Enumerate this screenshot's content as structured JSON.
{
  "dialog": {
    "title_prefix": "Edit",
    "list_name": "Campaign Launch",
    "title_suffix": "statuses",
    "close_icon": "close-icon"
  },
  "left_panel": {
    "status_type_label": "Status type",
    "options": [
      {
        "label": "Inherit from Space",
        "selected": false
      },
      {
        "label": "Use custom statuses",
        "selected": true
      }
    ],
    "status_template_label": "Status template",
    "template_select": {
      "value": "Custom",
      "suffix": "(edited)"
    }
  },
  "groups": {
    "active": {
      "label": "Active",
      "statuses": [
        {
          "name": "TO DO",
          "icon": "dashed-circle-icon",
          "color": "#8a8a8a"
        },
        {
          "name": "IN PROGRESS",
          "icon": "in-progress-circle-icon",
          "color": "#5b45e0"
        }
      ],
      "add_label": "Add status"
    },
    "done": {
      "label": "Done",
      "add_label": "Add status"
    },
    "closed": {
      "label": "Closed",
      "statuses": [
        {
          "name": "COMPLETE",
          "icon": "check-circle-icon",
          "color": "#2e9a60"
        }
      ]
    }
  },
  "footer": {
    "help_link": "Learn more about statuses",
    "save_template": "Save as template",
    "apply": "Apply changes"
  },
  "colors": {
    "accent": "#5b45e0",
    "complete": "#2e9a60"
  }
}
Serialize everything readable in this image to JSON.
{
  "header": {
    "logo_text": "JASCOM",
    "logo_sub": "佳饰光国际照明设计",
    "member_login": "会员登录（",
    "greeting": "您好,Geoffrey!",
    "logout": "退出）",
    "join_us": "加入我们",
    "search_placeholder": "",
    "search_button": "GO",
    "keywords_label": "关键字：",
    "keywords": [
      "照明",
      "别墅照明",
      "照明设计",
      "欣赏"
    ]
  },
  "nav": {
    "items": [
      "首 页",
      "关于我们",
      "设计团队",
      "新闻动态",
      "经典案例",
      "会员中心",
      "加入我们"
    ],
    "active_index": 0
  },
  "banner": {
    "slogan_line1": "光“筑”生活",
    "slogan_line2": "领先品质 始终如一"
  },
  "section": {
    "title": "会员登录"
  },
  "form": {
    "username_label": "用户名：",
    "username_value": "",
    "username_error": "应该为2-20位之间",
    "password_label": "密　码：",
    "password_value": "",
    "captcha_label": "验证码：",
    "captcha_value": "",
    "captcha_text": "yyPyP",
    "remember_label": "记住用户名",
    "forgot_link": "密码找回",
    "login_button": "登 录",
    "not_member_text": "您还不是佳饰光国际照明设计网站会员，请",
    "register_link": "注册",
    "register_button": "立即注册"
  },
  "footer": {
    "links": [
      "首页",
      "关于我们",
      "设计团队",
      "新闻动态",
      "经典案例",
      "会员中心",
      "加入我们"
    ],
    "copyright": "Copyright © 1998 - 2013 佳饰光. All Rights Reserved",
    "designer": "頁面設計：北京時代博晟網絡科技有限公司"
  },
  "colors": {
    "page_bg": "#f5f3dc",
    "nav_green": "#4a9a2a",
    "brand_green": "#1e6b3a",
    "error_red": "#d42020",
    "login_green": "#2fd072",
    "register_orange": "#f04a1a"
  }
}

════════════════

▶ _Instruction_
Send back every record, precisely as written.

▶ _Response to the task_
Enumerate this screenshot's content as structured JSON.
{
  "dialog": {
    "title_prefix": "Edit",
    "list_name": "Campaign Launch",
    "title_suffix": "statuses",
    "close_icon": "close-icon"
  },
  "left_panel": {
    "status_type_label": "Status type",
    "options": [
      {
        "label": "Inherit from Space",
        "selected": false
      },
      {
        "label": "Use custom statuses",
        "selected": true
      }
    ],
    "status_template_label": "Status template",
    "template_select": {
      "value": "Custom",
      "suffix": "(edited)"
    }
  },
  "groups": {
    "active": {
      "label": "Active",
      "statuses": [
        {
          "name": "TO DO",
          "icon": "dashed-circle-icon",
          "color": "#8a8a8a"
        },
        {
          "name": "IN PROGRESS",
          "icon": "in-progress-circle-icon",
          "color": "#5b45e0"
        }
      ],
      "add_label": "Add status"
    },
    "done": {
      "label": "Done",
      "add_label": "Add status"
    },
    "closed": {
      "label": "Closed",
      "statuses": [
        {
          "name": "COMPLETE",
          "icon": "check-circle-icon",
          "color": "#2e9a60"
        }
      ]
    }
  },
  "footer": {
    "help_link": "Learn more about statuses",
    "save_template": "Save as template",
    "apply": "Apply changes"
  },
  "colors": {
    "accent": "#5b45e0",
    "complete": "#2e9a60"
  }
}
Serialize everything readable in this image to JSON.
{
  "header": {
    "logo_text": "JASCOM",
    "logo_sub": "佳饰光国际照明设计",
    "member_login": "会员登录（",
    "greeting": "您好,Geoffrey!",
    "logout": "退出）",
    "join_us": "加入我们",
    "search_placeholder": "",
    "search_button": "GO",
    "keywords_label": "关键字：",
    "keywords": [
      "照明",
      "别墅照明",
      "照明设计",
      "欣赏"
    ]
  },
  "nav": {
    "items": [
      "首 页",
      "关于我们",
      "设计团队",
      "新闻动态",
      "经典案例",
      "会员中心",
      "加入我们"
    ],
    "active_index": 0
  },
  "banner": {
    "slogan_line1": "光“筑”生活",
    "slogan_line2": "领先品质 始终如一"
  },
  "section": {
    "title": "会员登录"
  },
  "form": {
    "username_label": "用户名：",
    "username_value": "",
    "username_error": "应该为2-20位之间",
    "password_label": "密　码：",
    "password_value": "",
    "captcha_label": "验证码：",
    "captcha_value": "",
    "captcha_text": "yyPyP",
    "remember_label": "记住用户名",
    "forgot_link": "密码找回",
    "login_button": "登 录",
    "not_member_text": "您还不是佳饰光国际照明设计网站会员，请",
    "register_link": "注册",
    "register_button": "立即注册"
  },
  "footer": {
    "links": [
      "首页",
      "关于我们",
      "设计团队",
      "新闻动态",
      "经典案例",
      "会员中心",
      "加入我们"
    ],
    "copyright": "Copyright © 1998 - 2013 佳饰光. All Rights Reserved",
    "designer": "頁面設計：北京時代博晟網絡科技有限公司"
  },
  "colors": {
    "page_bg": "#f5f3dc",
    "nav_green": "#4a9a2a",
    "brand_green": "#1e6b3a",
    "error_red": "#d42020",
    "login_green": "#2fd072",
    "register_orange": "#f04a1a"
  }
}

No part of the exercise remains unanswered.